[Stored dataset items]
↓↓↓

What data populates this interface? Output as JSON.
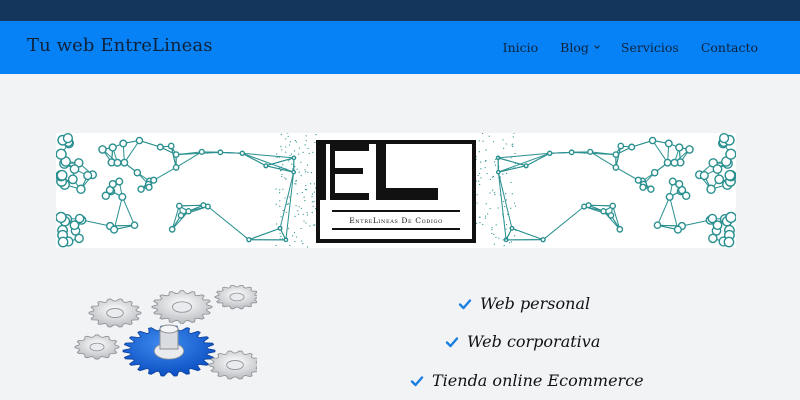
{
  "header": {
    "brand": "Tu web EntreLineas",
    "menu": [
      {
        "label": "Inicio"
      },
      {
        "label": "Blog",
        "has_dropdown": true
      },
      {
        "label": "Servicios"
      },
      {
        "label": "Contacto"
      }
    ]
  },
  "banner": {
    "logo_letters": "EL",
    "logo_caption": "EntreLineas De Codigo"
  },
  "services": {
    "items": [
      {
        "label": "Web personal"
      },
      {
        "label": "Web corporativa"
      },
      {
        "label": "Tienda online Ecommerce"
      }
    ],
    "check_icon": "check-icon",
    "check_color": "#1a7fe0"
  },
  "colors": {
    "topbar": "#15365c",
    "navbar": "#0682f6",
    "background": "#f2f3f5",
    "network": "#2a8f8f",
    "gear_blue": "#1f6fe0"
  }
}
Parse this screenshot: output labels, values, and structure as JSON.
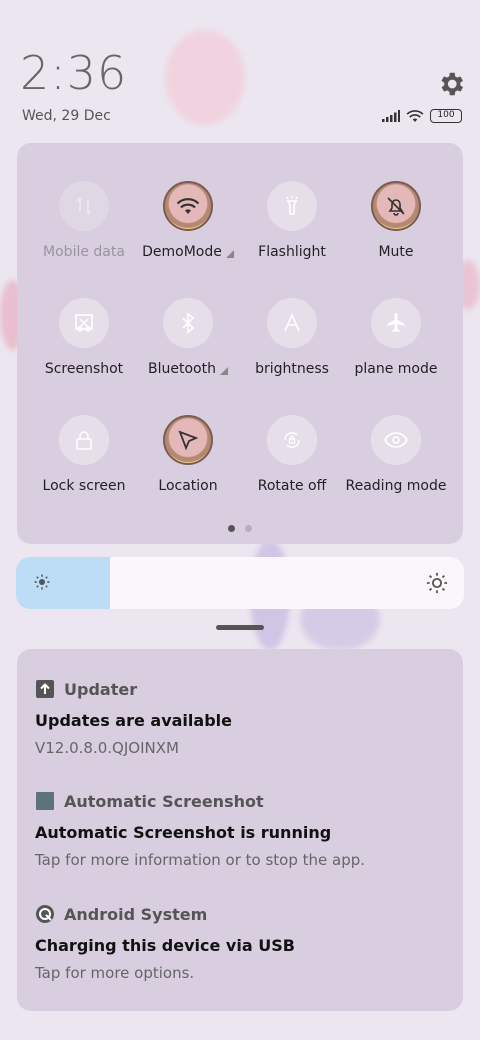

↑↑↑

What is asked: Repeat the material above in full and exactly, apart from the pictures.

Result of this exercise:
What data populates this interface? Output as JSON.
{
  "header": {
    "brand": "Tu web EntreLineas",
    "menu": [
      {
        "label": "Inicio"
      },
      {
        "label": "Blog",
        "has_dropdown": true
      },
      {
        "label": "Servicios"
      },
      {
        "label": "Contacto"
      }
    ]
  },
  "banner": {
    "logo_letters": "EL",
    "logo_caption": "EntreLineas De Codigo"
  },
  "services": {
    "items": [
      {
        "label": "Web personal"
      },
      {
        "label": "Web corporativa"
      },
      {
        "label": "Tienda online Ecommerce"
      }
    ],
    "check_icon": "check-icon",
    "check_color": "#1a7fe0"
  },
  "colors": {
    "topbar": "#15365c",
    "navbar": "#0682f6",
    "background": "#f2f3f5",
    "network": "#2a8f8f",
    "gear_blue": "#1f6fe0"
  }
}
Parse this screenshot: output labels, values, and structure as JSON.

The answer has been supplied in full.